BEGIN Record set

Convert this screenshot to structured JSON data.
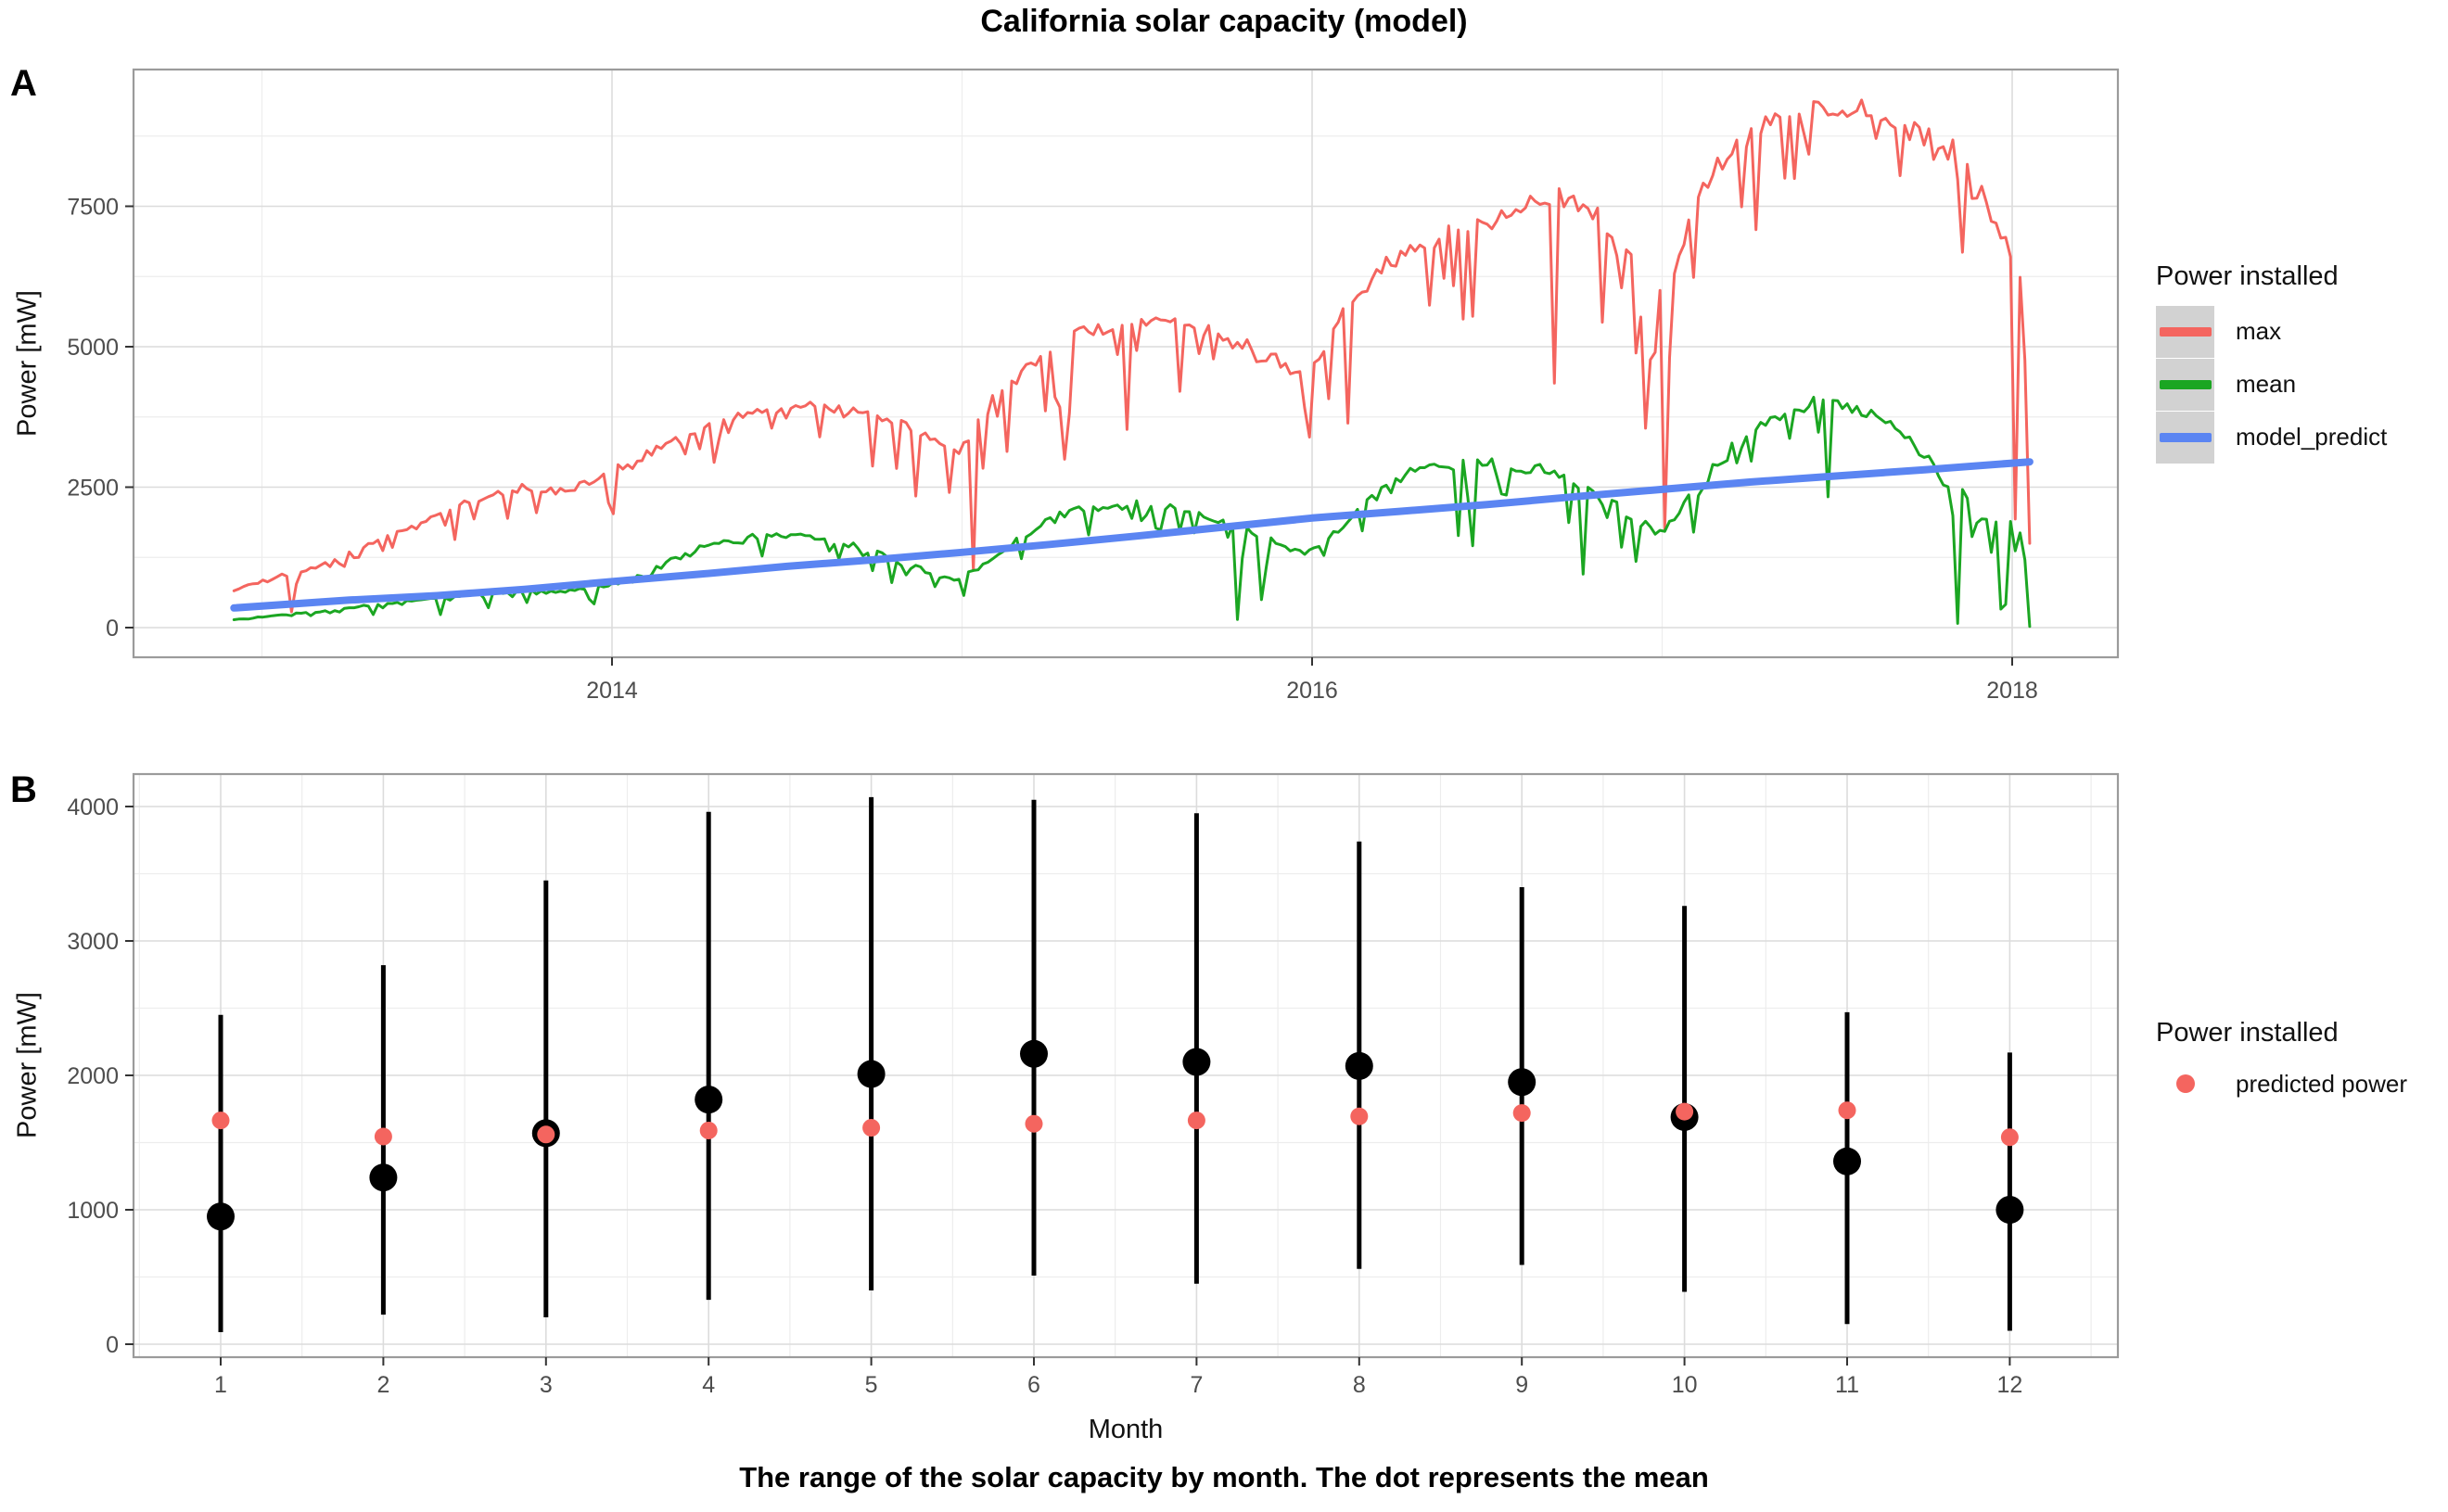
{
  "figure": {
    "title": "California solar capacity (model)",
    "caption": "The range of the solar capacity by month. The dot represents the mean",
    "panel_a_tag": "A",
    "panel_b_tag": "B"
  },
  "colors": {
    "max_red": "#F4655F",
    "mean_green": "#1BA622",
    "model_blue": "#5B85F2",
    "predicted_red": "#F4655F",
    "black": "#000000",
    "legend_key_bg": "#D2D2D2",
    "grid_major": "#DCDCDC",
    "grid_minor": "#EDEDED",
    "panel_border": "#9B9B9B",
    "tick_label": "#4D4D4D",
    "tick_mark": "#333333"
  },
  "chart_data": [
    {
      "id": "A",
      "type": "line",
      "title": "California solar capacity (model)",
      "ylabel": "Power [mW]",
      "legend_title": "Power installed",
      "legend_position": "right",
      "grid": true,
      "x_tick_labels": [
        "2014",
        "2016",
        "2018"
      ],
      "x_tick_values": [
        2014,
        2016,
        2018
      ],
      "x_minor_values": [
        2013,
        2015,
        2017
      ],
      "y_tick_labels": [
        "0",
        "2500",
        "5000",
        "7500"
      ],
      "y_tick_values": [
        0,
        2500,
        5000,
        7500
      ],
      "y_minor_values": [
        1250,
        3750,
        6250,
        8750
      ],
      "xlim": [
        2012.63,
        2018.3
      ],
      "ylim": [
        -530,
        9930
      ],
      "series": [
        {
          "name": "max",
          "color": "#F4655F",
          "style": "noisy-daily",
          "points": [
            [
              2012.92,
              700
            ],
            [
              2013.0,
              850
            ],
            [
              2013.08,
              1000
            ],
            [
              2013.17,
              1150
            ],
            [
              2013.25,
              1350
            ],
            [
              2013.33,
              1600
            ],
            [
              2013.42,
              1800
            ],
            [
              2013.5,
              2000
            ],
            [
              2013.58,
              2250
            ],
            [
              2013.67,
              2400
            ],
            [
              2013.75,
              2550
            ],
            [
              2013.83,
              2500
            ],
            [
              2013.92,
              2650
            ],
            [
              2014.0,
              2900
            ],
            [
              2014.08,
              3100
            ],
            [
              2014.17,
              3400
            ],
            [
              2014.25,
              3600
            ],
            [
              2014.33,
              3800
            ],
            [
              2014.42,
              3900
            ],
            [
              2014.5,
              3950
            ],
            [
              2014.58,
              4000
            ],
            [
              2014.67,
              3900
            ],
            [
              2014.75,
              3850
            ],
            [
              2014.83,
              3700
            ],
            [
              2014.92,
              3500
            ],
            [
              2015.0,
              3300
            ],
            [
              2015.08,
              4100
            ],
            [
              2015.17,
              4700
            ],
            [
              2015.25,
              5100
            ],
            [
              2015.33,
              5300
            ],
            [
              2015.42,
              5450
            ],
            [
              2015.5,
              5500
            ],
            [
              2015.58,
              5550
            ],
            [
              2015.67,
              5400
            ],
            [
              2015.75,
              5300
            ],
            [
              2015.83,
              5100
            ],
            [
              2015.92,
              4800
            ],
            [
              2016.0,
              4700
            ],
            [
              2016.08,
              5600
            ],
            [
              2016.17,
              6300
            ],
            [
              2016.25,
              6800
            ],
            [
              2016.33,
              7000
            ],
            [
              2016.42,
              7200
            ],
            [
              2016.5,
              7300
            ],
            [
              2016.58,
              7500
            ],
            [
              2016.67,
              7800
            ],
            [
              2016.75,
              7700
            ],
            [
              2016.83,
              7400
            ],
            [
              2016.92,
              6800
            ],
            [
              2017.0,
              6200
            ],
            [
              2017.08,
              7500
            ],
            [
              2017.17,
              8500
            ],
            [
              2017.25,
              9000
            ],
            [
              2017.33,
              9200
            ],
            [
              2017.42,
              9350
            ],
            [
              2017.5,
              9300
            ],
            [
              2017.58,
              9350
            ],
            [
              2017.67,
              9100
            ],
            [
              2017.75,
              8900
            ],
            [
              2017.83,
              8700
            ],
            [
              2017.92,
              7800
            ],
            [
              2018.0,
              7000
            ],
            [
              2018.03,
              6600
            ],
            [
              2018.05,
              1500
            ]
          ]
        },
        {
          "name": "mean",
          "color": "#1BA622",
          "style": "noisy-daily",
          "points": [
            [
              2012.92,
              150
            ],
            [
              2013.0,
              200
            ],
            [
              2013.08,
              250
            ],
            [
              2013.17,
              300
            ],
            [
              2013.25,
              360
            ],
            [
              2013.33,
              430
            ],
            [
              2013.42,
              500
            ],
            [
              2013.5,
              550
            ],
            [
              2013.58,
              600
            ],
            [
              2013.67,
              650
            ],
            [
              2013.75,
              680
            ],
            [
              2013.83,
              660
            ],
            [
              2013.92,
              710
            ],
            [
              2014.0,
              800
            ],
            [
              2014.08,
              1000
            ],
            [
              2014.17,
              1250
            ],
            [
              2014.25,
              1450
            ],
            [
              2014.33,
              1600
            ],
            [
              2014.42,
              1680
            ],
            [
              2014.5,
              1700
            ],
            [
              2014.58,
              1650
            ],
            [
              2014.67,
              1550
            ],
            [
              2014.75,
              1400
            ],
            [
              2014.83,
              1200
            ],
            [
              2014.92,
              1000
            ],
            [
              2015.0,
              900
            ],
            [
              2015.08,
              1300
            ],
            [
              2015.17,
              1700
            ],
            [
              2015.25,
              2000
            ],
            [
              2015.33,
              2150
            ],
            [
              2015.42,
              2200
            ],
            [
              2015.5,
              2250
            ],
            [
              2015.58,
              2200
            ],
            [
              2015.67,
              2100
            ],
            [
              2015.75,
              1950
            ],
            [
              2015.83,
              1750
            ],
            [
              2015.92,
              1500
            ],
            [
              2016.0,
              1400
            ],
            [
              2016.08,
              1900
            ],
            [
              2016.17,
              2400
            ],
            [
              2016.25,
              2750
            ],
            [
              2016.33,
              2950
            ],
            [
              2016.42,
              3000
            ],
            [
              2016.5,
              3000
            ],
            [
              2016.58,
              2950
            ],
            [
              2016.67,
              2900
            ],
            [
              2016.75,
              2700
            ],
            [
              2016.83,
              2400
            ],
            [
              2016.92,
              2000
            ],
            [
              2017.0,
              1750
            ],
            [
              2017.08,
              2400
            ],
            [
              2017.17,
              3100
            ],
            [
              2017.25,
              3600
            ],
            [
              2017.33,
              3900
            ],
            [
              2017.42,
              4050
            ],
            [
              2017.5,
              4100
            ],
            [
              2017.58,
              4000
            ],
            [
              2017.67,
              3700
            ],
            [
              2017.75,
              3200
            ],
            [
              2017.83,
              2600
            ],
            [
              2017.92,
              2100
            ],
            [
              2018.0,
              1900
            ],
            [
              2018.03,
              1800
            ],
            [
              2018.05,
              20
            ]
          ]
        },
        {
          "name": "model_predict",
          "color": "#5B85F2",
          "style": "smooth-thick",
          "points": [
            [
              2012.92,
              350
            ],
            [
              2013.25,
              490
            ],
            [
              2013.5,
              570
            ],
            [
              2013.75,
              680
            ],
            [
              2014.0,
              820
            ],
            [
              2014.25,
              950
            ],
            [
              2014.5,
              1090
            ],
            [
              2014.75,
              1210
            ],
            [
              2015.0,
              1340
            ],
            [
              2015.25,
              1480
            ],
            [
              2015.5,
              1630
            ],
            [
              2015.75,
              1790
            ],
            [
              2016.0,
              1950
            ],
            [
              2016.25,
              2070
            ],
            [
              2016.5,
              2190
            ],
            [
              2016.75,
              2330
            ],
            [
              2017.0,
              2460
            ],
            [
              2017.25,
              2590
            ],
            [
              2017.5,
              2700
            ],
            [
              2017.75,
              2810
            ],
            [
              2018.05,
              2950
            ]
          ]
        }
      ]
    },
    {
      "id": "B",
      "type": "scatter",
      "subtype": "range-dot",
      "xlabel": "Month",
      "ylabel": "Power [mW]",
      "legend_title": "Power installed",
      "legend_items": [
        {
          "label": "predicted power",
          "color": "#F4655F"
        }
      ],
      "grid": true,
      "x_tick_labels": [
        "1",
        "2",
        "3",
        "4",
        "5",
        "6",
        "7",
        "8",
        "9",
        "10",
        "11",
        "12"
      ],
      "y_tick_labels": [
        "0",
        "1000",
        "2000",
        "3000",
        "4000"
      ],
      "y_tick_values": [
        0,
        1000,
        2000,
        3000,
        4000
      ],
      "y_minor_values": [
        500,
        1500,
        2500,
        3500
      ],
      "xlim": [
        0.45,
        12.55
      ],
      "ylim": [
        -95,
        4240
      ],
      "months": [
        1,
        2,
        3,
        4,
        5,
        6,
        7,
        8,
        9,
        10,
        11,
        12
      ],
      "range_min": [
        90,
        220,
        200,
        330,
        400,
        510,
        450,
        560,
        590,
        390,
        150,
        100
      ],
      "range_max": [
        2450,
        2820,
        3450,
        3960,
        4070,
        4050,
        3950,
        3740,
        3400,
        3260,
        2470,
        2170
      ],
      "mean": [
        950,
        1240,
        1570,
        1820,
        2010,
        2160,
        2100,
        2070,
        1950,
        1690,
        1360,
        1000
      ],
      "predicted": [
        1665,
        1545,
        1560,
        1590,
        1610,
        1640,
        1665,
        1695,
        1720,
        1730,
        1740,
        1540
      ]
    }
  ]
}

END Record set

→ **Prompt**: Search the entries for the word "California", then list each line that holds it.

→ **In response**:
    "title": "California solar capacity (model)",
      "title": "California solar capacity (model)",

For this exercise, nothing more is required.